TASK GOAL
Look below. Copy each line that has "areas" in it.
— begin DATA TO USE —
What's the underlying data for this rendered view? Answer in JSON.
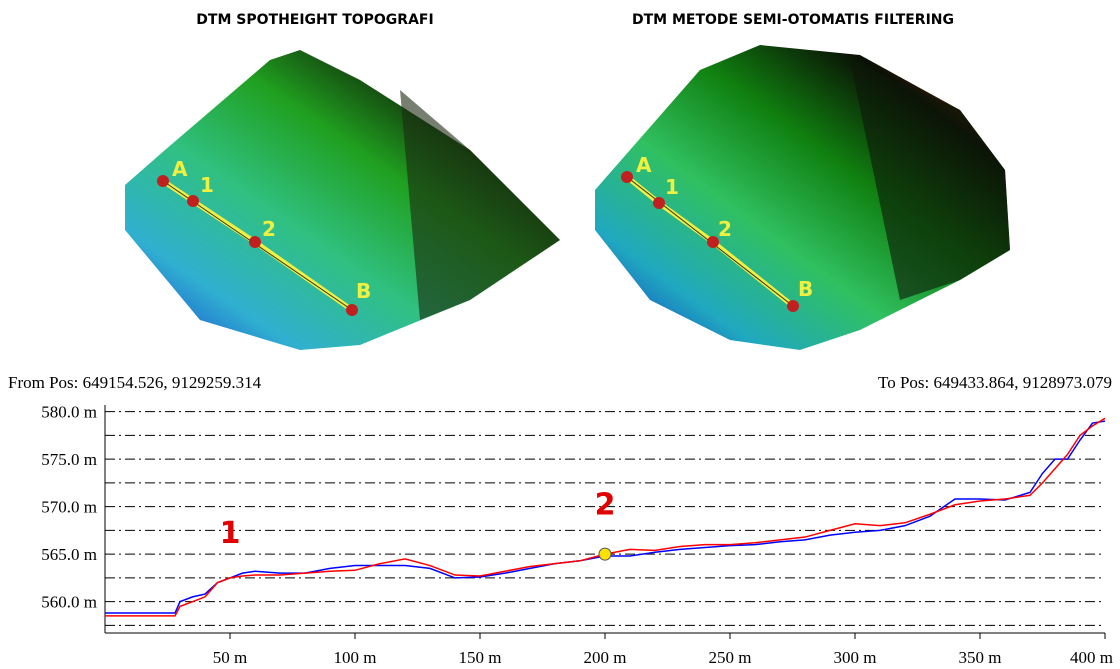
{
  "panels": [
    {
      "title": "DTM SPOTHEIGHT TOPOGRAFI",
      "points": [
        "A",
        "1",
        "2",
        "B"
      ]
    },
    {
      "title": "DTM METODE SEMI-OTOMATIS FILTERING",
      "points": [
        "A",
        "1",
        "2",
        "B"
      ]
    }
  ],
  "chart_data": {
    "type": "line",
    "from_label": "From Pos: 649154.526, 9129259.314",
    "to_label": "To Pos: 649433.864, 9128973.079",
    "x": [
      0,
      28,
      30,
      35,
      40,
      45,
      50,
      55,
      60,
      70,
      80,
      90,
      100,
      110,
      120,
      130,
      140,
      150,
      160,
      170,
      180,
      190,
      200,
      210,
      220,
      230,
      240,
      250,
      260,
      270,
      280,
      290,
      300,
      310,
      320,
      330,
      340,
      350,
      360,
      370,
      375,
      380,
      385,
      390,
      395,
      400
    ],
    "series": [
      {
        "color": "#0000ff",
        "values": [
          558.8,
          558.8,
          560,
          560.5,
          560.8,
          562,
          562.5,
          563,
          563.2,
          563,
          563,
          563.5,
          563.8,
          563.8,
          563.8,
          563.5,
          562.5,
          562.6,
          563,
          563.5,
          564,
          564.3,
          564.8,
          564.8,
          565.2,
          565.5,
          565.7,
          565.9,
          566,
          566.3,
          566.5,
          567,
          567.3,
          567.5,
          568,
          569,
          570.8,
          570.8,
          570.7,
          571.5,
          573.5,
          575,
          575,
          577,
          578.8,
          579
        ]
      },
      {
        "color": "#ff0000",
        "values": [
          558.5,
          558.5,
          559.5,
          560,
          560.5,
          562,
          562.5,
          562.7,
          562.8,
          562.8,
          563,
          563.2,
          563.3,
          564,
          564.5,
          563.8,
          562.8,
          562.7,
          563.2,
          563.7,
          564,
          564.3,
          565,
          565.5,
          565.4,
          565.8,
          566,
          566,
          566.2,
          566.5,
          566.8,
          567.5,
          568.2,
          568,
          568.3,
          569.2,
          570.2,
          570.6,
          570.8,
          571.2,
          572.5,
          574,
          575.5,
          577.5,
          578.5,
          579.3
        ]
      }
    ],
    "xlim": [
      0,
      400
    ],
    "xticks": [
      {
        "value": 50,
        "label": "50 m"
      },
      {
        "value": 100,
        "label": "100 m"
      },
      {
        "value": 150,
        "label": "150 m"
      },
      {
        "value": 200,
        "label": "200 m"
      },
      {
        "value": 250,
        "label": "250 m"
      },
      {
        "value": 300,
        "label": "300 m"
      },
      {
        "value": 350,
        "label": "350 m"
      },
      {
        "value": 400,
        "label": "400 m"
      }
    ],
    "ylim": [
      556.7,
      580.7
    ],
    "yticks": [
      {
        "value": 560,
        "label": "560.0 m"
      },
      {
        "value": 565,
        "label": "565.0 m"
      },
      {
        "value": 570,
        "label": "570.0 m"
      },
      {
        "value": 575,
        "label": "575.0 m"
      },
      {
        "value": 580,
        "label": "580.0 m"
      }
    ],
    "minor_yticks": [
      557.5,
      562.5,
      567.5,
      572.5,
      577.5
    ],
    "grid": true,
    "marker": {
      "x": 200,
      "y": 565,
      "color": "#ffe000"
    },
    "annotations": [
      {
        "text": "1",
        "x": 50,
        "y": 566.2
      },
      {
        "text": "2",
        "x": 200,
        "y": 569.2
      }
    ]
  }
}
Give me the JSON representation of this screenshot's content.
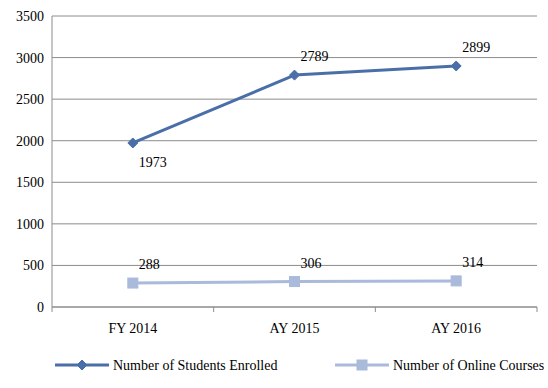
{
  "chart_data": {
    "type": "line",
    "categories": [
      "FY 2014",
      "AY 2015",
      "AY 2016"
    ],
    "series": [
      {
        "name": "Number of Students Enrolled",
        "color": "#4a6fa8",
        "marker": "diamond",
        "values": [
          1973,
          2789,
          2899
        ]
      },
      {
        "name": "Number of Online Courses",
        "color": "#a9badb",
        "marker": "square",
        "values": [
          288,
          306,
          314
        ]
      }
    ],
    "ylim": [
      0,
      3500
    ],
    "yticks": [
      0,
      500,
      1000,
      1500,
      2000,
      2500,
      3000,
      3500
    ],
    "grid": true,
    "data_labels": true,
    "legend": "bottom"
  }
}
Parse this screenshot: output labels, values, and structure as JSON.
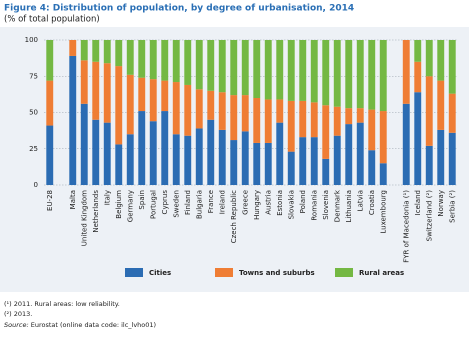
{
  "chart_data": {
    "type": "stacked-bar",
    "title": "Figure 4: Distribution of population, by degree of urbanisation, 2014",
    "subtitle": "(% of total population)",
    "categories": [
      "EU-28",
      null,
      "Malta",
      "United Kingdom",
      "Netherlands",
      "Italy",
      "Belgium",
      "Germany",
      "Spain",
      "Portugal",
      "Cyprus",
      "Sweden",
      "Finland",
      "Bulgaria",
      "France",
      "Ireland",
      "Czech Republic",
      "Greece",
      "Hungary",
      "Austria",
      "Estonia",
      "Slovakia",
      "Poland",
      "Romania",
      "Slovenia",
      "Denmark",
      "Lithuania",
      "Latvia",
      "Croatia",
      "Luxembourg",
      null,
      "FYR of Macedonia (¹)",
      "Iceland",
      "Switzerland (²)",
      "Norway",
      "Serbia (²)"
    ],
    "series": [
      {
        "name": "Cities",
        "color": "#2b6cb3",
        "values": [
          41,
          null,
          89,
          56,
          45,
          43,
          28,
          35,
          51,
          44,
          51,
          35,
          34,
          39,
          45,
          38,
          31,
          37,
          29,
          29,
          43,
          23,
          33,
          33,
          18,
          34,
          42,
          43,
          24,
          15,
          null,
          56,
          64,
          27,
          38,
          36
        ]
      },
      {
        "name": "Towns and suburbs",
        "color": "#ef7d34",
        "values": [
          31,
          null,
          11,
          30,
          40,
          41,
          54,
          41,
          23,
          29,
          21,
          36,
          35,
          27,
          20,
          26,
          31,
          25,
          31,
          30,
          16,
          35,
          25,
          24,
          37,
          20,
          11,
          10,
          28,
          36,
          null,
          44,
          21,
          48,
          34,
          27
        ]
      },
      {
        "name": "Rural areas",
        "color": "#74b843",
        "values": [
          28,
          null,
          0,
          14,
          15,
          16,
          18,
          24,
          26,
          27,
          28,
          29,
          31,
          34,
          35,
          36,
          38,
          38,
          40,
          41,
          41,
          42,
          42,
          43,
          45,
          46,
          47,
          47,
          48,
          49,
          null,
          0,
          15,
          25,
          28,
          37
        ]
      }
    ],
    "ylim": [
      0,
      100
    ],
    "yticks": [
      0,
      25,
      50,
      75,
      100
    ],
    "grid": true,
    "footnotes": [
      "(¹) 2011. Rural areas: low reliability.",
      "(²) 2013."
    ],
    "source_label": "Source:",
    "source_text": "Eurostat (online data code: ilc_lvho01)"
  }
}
— end DATA TO USE —
RESULT OF THE EXERCISE
        "name": "Rural areas",
      "(¹) 2011. Rural areas: low reliability.",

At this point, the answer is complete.